### THE PROBLEM
For the listing below, give the number of lines in which "title" occurs. Add nothing.

Dataset entries on figures
— begin —
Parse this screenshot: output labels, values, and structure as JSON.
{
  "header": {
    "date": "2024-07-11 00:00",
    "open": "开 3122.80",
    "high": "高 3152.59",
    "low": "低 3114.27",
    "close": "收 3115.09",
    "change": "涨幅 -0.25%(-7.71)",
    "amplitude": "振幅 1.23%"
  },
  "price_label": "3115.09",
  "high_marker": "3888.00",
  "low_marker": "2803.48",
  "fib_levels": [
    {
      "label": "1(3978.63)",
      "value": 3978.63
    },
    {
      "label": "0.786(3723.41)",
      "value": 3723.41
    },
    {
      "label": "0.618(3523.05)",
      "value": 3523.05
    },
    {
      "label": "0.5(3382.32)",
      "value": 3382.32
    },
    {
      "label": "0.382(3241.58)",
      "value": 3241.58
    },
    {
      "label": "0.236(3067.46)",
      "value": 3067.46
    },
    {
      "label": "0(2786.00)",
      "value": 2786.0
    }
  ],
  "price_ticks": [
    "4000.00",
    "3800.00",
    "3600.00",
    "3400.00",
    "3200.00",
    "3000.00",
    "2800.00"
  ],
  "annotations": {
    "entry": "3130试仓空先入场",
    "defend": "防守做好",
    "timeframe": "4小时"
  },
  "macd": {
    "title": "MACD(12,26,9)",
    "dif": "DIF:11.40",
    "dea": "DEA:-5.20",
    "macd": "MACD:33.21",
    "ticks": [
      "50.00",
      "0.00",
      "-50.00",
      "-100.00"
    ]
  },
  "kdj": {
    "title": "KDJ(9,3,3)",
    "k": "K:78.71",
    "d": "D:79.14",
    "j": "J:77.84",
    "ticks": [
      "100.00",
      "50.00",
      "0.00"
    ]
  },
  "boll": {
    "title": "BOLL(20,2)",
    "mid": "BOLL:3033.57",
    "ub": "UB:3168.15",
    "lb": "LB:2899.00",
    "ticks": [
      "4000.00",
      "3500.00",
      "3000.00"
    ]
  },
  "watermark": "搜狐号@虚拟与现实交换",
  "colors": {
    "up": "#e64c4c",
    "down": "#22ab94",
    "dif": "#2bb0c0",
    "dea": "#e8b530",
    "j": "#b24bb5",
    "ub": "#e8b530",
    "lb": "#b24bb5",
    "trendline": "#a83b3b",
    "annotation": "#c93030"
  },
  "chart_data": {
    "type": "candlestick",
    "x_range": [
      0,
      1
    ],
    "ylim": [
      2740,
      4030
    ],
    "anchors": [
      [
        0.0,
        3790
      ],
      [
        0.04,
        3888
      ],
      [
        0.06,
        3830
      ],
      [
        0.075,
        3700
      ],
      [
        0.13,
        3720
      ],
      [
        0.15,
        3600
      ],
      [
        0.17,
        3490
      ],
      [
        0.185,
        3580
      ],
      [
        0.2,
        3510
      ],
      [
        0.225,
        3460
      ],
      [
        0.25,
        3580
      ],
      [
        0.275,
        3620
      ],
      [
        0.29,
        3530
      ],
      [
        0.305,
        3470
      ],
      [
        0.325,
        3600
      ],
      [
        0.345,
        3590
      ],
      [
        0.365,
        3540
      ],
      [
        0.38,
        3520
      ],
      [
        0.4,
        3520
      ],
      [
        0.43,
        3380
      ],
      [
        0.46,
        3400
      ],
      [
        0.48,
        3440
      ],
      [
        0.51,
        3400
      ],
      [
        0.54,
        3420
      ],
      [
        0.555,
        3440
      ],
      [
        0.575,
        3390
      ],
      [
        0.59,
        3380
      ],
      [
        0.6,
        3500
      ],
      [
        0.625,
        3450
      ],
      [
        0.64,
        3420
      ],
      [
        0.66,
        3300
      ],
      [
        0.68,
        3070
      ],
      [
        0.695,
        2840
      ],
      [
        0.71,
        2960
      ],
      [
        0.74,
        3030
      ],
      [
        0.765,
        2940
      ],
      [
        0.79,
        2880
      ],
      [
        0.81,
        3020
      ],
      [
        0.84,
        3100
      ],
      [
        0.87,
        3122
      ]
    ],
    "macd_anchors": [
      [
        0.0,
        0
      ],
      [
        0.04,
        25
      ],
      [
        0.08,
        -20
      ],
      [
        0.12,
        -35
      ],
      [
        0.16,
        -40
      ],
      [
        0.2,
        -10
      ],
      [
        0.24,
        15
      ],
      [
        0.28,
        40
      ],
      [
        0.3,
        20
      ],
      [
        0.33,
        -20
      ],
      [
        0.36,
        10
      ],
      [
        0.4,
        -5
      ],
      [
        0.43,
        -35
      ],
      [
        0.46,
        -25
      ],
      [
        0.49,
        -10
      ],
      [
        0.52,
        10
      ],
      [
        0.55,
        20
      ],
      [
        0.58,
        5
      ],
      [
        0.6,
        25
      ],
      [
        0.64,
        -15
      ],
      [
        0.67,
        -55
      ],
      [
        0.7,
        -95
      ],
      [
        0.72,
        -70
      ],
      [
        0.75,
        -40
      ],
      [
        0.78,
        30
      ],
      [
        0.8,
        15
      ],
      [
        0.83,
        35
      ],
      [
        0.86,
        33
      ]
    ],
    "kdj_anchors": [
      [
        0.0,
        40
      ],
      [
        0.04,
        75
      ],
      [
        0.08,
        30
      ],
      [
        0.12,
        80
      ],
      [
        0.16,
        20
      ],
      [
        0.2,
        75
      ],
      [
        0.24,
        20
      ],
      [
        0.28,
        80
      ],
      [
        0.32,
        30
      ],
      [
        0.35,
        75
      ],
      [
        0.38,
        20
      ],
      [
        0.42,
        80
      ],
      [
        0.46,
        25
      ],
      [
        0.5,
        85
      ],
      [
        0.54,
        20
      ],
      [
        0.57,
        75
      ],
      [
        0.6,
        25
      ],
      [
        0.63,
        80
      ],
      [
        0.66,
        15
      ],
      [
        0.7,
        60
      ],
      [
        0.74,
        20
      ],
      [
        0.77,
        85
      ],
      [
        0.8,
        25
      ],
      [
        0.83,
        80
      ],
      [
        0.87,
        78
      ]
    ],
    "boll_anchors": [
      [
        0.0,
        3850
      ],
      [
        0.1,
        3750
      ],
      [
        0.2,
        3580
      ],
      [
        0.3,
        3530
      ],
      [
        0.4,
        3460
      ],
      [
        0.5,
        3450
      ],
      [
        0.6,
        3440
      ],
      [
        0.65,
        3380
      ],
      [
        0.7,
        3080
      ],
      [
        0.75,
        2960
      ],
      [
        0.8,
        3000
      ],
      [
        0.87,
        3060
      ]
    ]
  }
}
— end —
### SOLUTION FOR THIS PROBLEM
3